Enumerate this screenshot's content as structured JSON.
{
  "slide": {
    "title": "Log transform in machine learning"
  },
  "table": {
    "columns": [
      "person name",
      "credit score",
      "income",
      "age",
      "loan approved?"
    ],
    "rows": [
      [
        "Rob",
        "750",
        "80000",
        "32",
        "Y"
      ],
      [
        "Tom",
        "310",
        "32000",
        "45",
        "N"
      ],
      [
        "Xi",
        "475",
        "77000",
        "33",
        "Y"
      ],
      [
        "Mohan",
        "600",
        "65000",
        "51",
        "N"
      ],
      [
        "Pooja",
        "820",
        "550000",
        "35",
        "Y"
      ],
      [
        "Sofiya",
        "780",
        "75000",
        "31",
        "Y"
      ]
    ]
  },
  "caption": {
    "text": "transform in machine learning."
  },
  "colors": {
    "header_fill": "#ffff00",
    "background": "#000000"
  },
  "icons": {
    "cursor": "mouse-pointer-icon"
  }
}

> **What you are asked to do**: Scan the lines for the string "machine". Pick out every line that has it.

> **Full solution**:
    "title": "Log transform in machine learning"
    "text": "transform in machine learning."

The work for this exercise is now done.